> **Aangeleverde regels**
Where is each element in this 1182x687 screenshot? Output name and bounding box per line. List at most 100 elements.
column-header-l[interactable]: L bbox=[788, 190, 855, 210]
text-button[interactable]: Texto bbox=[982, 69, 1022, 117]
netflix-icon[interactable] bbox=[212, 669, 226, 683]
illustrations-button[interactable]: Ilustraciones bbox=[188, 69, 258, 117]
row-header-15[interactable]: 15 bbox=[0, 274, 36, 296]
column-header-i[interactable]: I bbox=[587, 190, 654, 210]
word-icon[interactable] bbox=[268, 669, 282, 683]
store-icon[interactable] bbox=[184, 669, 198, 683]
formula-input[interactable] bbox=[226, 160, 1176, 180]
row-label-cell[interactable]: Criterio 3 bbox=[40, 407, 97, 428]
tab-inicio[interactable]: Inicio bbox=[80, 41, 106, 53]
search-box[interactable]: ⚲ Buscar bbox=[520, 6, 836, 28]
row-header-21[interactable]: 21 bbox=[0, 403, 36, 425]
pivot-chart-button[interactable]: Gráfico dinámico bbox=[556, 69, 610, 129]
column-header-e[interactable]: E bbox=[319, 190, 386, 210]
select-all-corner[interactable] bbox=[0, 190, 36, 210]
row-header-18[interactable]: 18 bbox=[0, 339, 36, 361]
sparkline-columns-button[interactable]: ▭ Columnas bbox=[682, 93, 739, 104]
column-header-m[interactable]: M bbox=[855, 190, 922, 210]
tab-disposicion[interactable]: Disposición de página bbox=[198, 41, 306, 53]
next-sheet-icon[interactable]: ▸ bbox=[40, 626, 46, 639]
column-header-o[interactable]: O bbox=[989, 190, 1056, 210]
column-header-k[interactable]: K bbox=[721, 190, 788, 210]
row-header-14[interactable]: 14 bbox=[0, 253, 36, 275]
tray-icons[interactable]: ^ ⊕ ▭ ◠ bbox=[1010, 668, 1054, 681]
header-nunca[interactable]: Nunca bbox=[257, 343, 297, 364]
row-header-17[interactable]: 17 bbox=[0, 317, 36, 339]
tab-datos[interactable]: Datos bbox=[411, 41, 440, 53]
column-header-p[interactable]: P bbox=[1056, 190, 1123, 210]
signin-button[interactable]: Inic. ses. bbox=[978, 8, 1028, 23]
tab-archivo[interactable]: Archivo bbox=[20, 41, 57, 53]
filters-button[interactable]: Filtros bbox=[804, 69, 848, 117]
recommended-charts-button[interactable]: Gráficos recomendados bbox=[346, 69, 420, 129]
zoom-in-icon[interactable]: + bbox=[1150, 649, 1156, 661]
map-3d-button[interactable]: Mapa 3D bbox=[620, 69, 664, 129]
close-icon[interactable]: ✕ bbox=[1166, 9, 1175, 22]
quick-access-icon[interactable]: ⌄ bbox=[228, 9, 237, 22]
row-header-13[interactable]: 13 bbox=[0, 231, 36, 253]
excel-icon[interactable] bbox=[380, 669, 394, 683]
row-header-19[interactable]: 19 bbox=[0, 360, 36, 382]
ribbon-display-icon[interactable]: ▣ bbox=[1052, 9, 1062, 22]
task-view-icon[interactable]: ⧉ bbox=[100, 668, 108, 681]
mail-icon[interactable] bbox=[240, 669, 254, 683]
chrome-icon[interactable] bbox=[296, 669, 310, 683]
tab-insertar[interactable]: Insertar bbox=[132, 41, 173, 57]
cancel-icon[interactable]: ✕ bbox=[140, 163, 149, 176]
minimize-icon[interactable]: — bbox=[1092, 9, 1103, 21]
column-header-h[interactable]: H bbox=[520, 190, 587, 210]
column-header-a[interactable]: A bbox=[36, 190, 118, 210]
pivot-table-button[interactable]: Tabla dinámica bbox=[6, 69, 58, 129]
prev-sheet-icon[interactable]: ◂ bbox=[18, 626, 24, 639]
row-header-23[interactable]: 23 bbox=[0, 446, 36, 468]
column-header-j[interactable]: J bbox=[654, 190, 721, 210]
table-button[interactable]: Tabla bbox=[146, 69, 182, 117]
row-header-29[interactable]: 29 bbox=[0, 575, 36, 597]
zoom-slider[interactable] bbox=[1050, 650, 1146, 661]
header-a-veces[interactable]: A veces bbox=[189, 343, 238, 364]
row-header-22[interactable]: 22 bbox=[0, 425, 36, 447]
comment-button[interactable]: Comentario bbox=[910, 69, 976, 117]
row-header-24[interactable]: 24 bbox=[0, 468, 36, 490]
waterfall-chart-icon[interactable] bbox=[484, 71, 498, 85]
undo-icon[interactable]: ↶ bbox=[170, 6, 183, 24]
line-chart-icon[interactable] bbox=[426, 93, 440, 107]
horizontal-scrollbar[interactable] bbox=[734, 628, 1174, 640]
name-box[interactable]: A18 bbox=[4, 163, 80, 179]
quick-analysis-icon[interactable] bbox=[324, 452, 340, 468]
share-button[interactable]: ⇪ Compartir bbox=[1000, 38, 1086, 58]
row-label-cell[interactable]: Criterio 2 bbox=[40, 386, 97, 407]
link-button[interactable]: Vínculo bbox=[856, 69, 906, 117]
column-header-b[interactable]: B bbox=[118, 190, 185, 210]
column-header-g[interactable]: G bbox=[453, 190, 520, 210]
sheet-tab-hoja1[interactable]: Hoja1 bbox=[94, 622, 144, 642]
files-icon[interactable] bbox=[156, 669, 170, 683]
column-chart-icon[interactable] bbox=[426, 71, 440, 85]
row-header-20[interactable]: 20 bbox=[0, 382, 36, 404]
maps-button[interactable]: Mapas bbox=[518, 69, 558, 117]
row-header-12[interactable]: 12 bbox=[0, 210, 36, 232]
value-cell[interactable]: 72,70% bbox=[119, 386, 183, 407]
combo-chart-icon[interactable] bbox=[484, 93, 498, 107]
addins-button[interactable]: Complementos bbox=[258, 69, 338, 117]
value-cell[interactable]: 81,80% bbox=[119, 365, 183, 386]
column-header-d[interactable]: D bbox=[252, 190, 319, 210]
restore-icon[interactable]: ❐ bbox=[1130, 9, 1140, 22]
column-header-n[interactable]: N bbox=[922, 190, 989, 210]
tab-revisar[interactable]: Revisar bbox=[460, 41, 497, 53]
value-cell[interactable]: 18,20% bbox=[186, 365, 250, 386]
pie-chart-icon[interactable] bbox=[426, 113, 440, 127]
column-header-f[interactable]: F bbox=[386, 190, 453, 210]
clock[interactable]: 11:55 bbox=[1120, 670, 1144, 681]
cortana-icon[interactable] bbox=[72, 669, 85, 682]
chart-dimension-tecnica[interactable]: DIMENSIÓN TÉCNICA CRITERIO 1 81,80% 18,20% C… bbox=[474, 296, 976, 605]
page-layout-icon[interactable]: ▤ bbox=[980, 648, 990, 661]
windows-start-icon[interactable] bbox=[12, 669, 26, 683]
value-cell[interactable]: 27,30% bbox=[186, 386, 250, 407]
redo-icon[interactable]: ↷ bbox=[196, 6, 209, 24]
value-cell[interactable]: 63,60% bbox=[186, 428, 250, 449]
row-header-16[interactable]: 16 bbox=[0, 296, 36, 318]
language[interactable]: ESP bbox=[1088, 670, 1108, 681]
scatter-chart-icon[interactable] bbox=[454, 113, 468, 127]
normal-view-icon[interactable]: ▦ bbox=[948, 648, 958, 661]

> **Opdracht**
Kun je alle regels hierboven opnieuw weergeven, met "value-cell" overal hernoemd tot "data-cell" en de rest ongewijzigd?

> **Uitgewerkte oplossing**
Where is each element in this 1182x687 screenshot? Output name and bounding box per line. List at most 100 elements.
column-header-l[interactable]: L bbox=[788, 190, 855, 210]
text-button[interactable]: Texto bbox=[982, 69, 1022, 117]
netflix-icon[interactable] bbox=[212, 669, 226, 683]
illustrations-button[interactable]: Ilustraciones bbox=[188, 69, 258, 117]
row-header-15[interactable]: 15 bbox=[0, 274, 36, 296]
column-header-i[interactable]: I bbox=[587, 190, 654, 210]
word-icon[interactable] bbox=[268, 669, 282, 683]
store-icon[interactable] bbox=[184, 669, 198, 683]
formula-input[interactable] bbox=[226, 160, 1176, 180]
row-label-cell[interactable]: Criterio 3 bbox=[40, 407, 97, 428]
tab-inicio[interactable]: Inicio bbox=[80, 41, 106, 53]
search-box[interactable]: ⚲ Buscar bbox=[520, 6, 836, 28]
row-header-21[interactable]: 21 bbox=[0, 403, 36, 425]
pivot-chart-button[interactable]: Gráfico dinámico bbox=[556, 69, 610, 129]
column-header-e[interactable]: E bbox=[319, 190, 386, 210]
select-all-corner[interactable] bbox=[0, 190, 36, 210]
row-header-18[interactable]: 18 bbox=[0, 339, 36, 361]
sparkline-columns-button[interactable]: ▭ Columnas bbox=[682, 93, 739, 104]
column-header-m[interactable]: M bbox=[855, 190, 922, 210]
tab-disposicion[interactable]: Disposición de página bbox=[198, 41, 306, 53]
next-sheet-icon[interactable]: ▸ bbox=[40, 626, 46, 639]
column-header-o[interactable]: O bbox=[989, 190, 1056, 210]
column-header-k[interactable]: K bbox=[721, 190, 788, 210]
row-header-14[interactable]: 14 bbox=[0, 253, 36, 275]
tray-icons[interactable]: ^ ⊕ ▭ ◠ bbox=[1010, 668, 1054, 681]
header-nunca[interactable]: Nunca bbox=[257, 343, 297, 364]
row-header-17[interactable]: 17 bbox=[0, 317, 36, 339]
tab-datos[interactable]: Datos bbox=[411, 41, 440, 53]
column-header-p[interactable]: P bbox=[1056, 190, 1123, 210]
signin-button[interactable]: Inic. ses. bbox=[978, 8, 1028, 23]
tab-archivo[interactable]: Archivo bbox=[20, 41, 57, 53]
filters-button[interactable]: Filtros bbox=[804, 69, 848, 117]
recommended-charts-button[interactable]: Gráficos recomendados bbox=[346, 69, 420, 129]
zoom-in-icon[interactable]: + bbox=[1150, 649, 1156, 661]
map-3d-button[interactable]: Mapa 3D bbox=[620, 69, 664, 129]
close-icon[interactable]: ✕ bbox=[1166, 9, 1175, 22]
quick-access-icon[interactable]: ⌄ bbox=[228, 9, 237, 22]
row-header-13[interactable]: 13 bbox=[0, 231, 36, 253]
excel-icon[interactable] bbox=[380, 669, 394, 683]
row-header-19[interactable]: 19 bbox=[0, 360, 36, 382]
ribbon-display-icon[interactable]: ▣ bbox=[1052, 9, 1062, 22]
task-view-icon[interactable]: ⧉ bbox=[100, 668, 108, 681]
mail-icon[interactable] bbox=[240, 669, 254, 683]
chrome-icon[interactable] bbox=[296, 669, 310, 683]
tab-insertar[interactable]: Insertar bbox=[132, 41, 173, 57]
cancel-icon[interactable]: ✕ bbox=[140, 163, 149, 176]
minimize-icon[interactable]: — bbox=[1092, 9, 1103, 21]
column-header-h[interactable]: H bbox=[520, 190, 587, 210]
column-header-a[interactable]: A bbox=[36, 190, 118, 210]
pivot-table-button[interactable]: Tabla dinámica bbox=[6, 69, 58, 129]
prev-sheet-icon[interactable]: ◂ bbox=[18, 626, 24, 639]
row-header-23[interactable]: 23 bbox=[0, 446, 36, 468]
column-header-j[interactable]: J bbox=[654, 190, 721, 210]
table-button[interactable]: Tabla bbox=[146, 69, 182, 117]
row-header-29[interactable]: 29 bbox=[0, 575, 36, 597]
zoom-slider[interactable] bbox=[1050, 650, 1146, 661]
header-a-veces[interactable]: A veces bbox=[189, 343, 238, 364]
row-header-22[interactable]: 22 bbox=[0, 425, 36, 447]
comment-button[interactable]: Comentario bbox=[910, 69, 976, 117]
row-header-24[interactable]: 24 bbox=[0, 468, 36, 490]
waterfall-chart-icon[interactable] bbox=[484, 71, 498, 85]
undo-icon[interactable]: ↶ bbox=[170, 6, 183, 24]
line-chart-icon[interactable] bbox=[426, 93, 440, 107]
horizontal-scrollbar[interactable] bbox=[734, 628, 1174, 640]
name-box[interactable]: A18 bbox=[4, 163, 80, 179]
quick-analysis-icon[interactable] bbox=[324, 452, 340, 468]
share-button[interactable]: ⇪ Compartir bbox=[1000, 38, 1086, 58]
row-label-cell[interactable]: Criterio 2 bbox=[40, 386, 97, 407]
link-button[interactable]: Vínculo bbox=[856, 69, 906, 117]
column-header-b[interactable]: B bbox=[118, 190, 185, 210]
column-header-g[interactable]: G bbox=[453, 190, 520, 210]
sheet-tab-hoja1[interactable]: Hoja1 bbox=[94, 622, 144, 642]
files-icon[interactable] bbox=[156, 669, 170, 683]
column-chart-icon[interactable] bbox=[426, 71, 440, 85]
row-header-20[interactable]: 20 bbox=[0, 382, 36, 404]
maps-button[interactable]: Mapas bbox=[518, 69, 558, 117]
row-header-12[interactable]: 12 bbox=[0, 210, 36, 232]
data-cell[interactable]: 72,70% bbox=[119, 386, 183, 407]
combo-chart-icon[interactable] bbox=[484, 93, 498, 107]
addins-button[interactable]: Complementos bbox=[258, 69, 338, 117]
data-cell[interactable]: 81,80% bbox=[119, 365, 183, 386]
column-header-d[interactable]: D bbox=[252, 190, 319, 210]
restore-icon[interactable]: ❐ bbox=[1130, 9, 1140, 22]
column-header-n[interactable]: N bbox=[922, 190, 989, 210]
tab-revisar[interactable]: Revisar bbox=[460, 41, 497, 53]
data-cell[interactable]: 18,20% bbox=[186, 365, 250, 386]
pie-chart-icon[interactable] bbox=[426, 113, 440, 127]
column-header-f[interactable]: F bbox=[386, 190, 453, 210]
clock[interactable]: 11:55 bbox=[1120, 670, 1144, 681]
cortana-icon[interactable] bbox=[72, 669, 85, 682]
chart-dimension-tecnica[interactable]: DIMENSIÓN TÉCNICA CRITERIO 1 81,80% 18,20% C… bbox=[474, 296, 976, 605]
page-layout-icon[interactable]: ▤ bbox=[980, 648, 990, 661]
windows-start-icon[interactable] bbox=[12, 669, 26, 683]
data-cell[interactable]: 27,30% bbox=[186, 386, 250, 407]
redo-icon[interactable]: ↷ bbox=[196, 6, 209, 24]
data-cell[interactable]: 63,60% bbox=[186, 428, 250, 449]
row-header-16[interactable]: 16 bbox=[0, 296, 36, 318]
language[interactable]: ESP bbox=[1088, 670, 1108, 681]
scatter-chart-icon[interactable] bbox=[454, 113, 468, 127]
normal-view-icon[interactable]: ▦ bbox=[948, 648, 958, 661]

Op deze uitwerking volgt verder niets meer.